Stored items
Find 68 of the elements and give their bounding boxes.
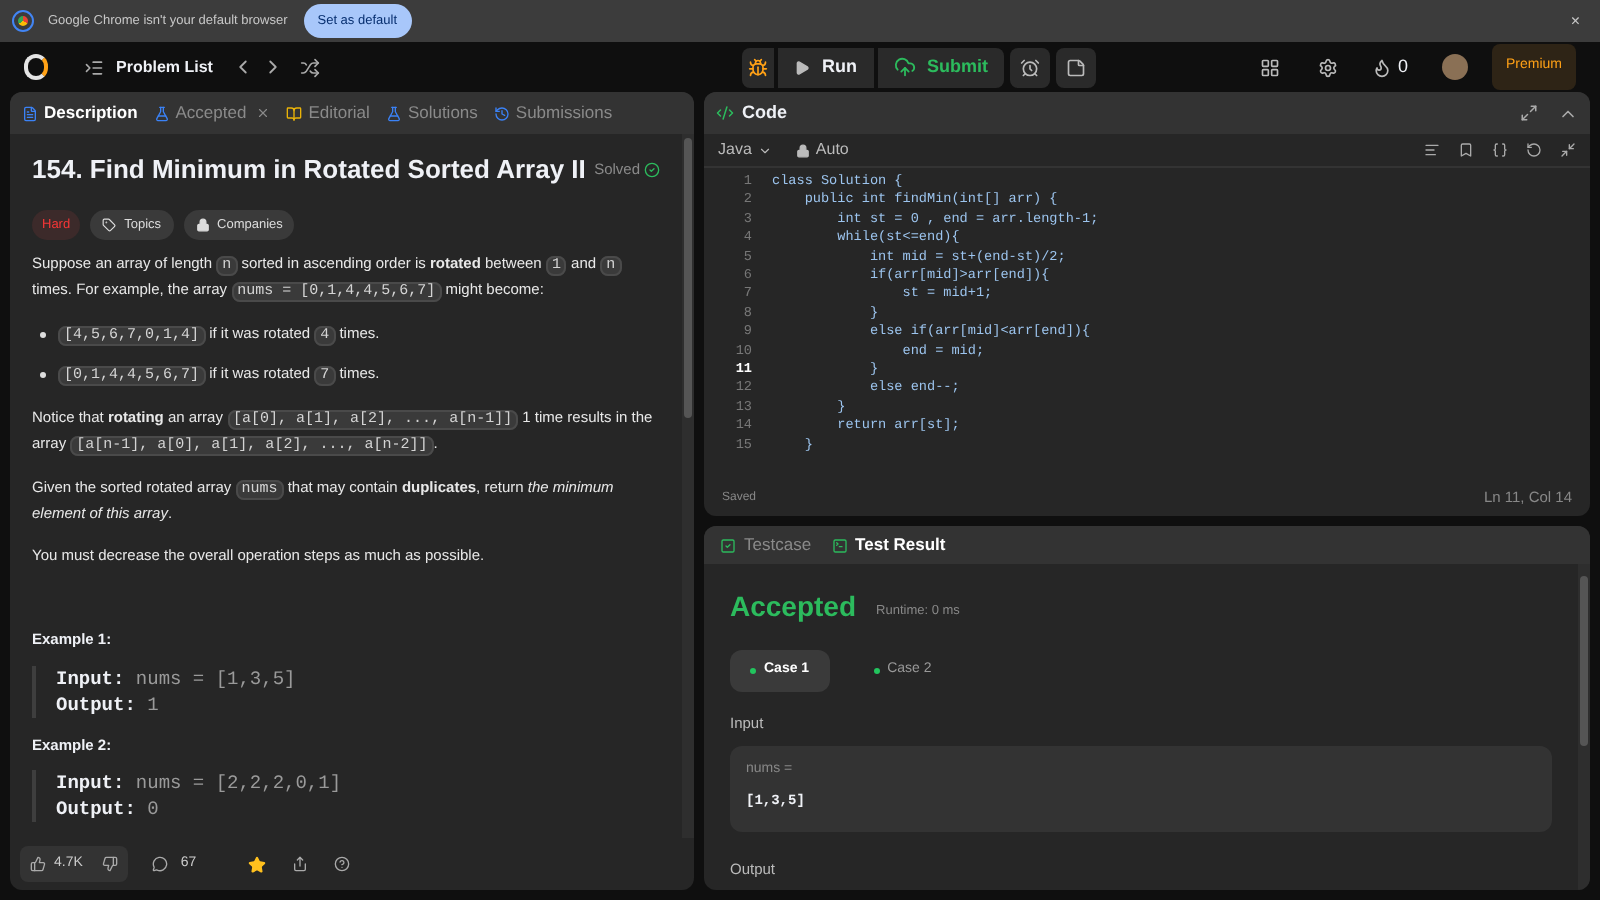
browser-logo-icon: [14, 12, 32, 30]
flame-icon[interactable]: [1371, 57, 1392, 77]
list-icon[interactable]: [84, 57, 104, 77]
tab-icon: [153, 105, 170, 121]
terminal-icon: [831, 537, 848, 553]
avatar[interactable]: [1441, 54, 1468, 80]
example-output-text: 0: [147, 797, 159, 820]
streak-count: 0: [1397, 53, 1408, 80]
code-tab[interactable]: Code: [742, 99, 787, 127]
output-label: Output:: [56, 693, 136, 715]
problem-list-link[interactable]: Problem List: [116, 55, 213, 79]
close-icon[interactable]: [256, 106, 271, 120]
check-icon: [644, 161, 660, 178]
shuffle-icon[interactable]: [300, 57, 321, 77]
maximize-icon[interactable]: [1520, 104, 1538, 122]
example-input-text: nums = [1,3,5]: [135, 667, 296, 689]
verdict: Accepted: [730, 588, 857, 626]
dislike-icon[interactable]: [102, 856, 119, 872]
code-icon: [716, 104, 734, 122]
input-label: Input:: [56, 667, 125, 689]
grid-icon[interactable]: [1259, 57, 1280, 77]
bullet-icon: [40, 372, 46, 379]
braces-icon[interactable]: [1492, 142, 1508, 158]
language-select[interactable]: Java: [718, 138, 772, 162]
input-label: Input:: [56, 771, 125, 794]
mode-label: Auto: [815, 138, 849, 162]
tag-icon: [102, 217, 117, 232]
note-icon[interactable]: [1056, 47, 1096, 87]
run-button[interactable]: Run: [778, 47, 873, 87]
panel-tab[interactable]: Editorial: [286, 100, 370, 126]
tab-icon: [22, 105, 38, 121]
close-button[interactable]: ×: [1570, 9, 1580, 33]
tab-icon: [286, 105, 303, 121]
bookmark-icon[interactable]: [1458, 142, 1474, 158]
lock-icon: [795, 143, 810, 157]
problem-title: 154. Find Minimum in Rotated Sorted Array II: [32, 152, 586, 188]
output-label: Output:: [56, 797, 136, 820]
like-icon[interactable]: [30, 856, 46, 872]
example-input-text: nums = [2,2,2,0,1]: [135, 771, 342, 794]
panel-tab[interactable]: Solutions: [385, 100, 478, 126]
panel-tab[interactable]: Description: [22, 100, 138, 126]
panel-tab[interactable]: Testcase: [720, 532, 812, 558]
format-icon[interactable]: [1424, 142, 1440, 158]
lock-icon: [195, 217, 210, 232]
example-output-text: 1: [147, 693, 159, 715]
timer-icon[interactable]: [1010, 47, 1050, 87]
settings-icon[interactable]: [1317, 57, 1338, 77]
help-icon[interactable]: [334, 856, 351, 872]
debug-icon[interactable]: [742, 47, 774, 87]
caret-icon: [757, 143, 772, 157]
checkbox-icon: [720, 537, 736, 553]
panel-tab[interactable]: Submissions: [493, 100, 613, 126]
bullet-icon: [40, 332, 46, 339]
site-logo-icon[interactable]: [24, 54, 48, 80]
upload-icon: [893, 56, 915, 78]
tab-icon: [493, 105, 510, 121]
star-icon[interactable]: [248, 855, 267, 873]
submit-button[interactable]: Submit: [877, 47, 1004, 87]
panel-tab[interactable]: Accepted: [153, 100, 271, 126]
reset-icon[interactable]: [1526, 142, 1542, 158]
panel-tab[interactable]: Test Result: [831, 532, 946, 558]
comment-icon[interactable]: [152, 856, 169, 872]
minimize-icon[interactable]: [1560, 142, 1576, 158]
scrollbar[interactable]: [1578, 564, 1590, 890]
tab-icon: [385, 105, 402, 121]
scrollbar[interactable]: [682, 134, 694, 838]
play-icon: [794, 59, 810, 75]
share-icon[interactable]: [292, 856, 309, 872]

Instruction: Please show each line of the material above that contains the word "list".

Finished answer:
list-icon[interactable]: [84, 57, 104, 77]
problem-list-link[interactable]: Problem List: [116, 55, 213, 79]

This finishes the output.